■ EXERCISE DIRECTIONS
Wherever "高中不早于" appears in a line, copy that line.

═══ RECORDS FOR THIS EXERCISE ═══

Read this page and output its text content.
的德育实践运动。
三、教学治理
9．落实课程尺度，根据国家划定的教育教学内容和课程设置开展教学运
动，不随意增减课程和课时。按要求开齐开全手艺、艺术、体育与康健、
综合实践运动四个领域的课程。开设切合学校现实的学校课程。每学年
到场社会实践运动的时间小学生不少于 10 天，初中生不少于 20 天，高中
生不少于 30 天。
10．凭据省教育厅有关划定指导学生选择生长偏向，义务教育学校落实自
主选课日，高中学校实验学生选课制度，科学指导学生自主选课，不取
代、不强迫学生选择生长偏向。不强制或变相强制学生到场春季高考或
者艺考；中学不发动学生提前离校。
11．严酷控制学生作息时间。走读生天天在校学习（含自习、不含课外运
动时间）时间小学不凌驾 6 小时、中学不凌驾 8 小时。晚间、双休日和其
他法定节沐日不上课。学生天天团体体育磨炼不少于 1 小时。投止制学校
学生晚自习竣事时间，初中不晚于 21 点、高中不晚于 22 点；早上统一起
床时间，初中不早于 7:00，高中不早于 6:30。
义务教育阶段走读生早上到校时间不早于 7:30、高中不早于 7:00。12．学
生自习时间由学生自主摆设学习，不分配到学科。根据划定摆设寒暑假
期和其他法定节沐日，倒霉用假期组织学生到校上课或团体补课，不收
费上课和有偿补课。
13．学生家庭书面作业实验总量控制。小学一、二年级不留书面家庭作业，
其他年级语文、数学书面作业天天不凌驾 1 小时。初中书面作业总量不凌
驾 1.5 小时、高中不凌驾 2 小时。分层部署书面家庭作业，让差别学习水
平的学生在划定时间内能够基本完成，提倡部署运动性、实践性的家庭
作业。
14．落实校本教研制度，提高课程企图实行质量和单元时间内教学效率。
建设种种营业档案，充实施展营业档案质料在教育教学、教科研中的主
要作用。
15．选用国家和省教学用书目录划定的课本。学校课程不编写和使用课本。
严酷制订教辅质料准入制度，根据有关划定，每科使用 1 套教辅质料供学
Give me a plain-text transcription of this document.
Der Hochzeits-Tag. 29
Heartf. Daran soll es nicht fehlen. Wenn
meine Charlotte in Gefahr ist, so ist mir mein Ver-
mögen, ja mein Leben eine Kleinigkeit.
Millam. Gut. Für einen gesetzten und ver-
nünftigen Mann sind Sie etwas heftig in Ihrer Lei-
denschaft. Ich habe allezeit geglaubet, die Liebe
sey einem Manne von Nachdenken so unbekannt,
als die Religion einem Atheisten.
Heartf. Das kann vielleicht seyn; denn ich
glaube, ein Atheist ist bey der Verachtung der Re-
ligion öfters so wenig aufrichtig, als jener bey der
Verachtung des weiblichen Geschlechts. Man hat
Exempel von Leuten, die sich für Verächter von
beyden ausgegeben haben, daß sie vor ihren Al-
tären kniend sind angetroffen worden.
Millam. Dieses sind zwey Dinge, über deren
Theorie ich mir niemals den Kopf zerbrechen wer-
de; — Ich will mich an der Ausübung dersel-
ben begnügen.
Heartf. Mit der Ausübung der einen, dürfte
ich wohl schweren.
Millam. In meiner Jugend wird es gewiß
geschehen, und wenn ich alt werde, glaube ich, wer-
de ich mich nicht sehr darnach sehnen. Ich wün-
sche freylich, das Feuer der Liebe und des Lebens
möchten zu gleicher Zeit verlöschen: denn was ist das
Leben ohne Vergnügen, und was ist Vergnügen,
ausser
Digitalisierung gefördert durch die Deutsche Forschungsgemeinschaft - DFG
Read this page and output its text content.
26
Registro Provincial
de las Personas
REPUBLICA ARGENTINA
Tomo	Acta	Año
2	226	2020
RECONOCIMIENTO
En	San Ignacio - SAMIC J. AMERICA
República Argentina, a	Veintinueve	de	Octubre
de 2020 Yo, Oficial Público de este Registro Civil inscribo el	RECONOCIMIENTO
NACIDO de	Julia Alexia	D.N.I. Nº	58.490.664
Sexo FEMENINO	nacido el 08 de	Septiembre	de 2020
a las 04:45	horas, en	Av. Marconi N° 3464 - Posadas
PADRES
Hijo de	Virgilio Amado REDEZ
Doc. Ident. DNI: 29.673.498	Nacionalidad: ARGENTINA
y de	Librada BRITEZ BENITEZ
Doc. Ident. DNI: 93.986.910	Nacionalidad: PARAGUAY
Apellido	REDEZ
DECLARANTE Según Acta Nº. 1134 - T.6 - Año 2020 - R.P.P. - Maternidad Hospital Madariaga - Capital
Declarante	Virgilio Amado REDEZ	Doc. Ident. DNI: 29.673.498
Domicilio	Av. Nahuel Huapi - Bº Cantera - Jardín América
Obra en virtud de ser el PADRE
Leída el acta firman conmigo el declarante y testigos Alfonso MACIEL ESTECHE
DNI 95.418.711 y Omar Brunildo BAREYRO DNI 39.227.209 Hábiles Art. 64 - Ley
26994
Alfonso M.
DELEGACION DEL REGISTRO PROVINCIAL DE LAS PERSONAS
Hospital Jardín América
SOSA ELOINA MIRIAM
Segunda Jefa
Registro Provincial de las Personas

═══

■ WRITTEN SOLUTION
床时间，初中不早于 7:00，高中不早于 6:30。
义务教育阶段走读生早上到校时间不早于 7:30、高中不早于 7:00。12．学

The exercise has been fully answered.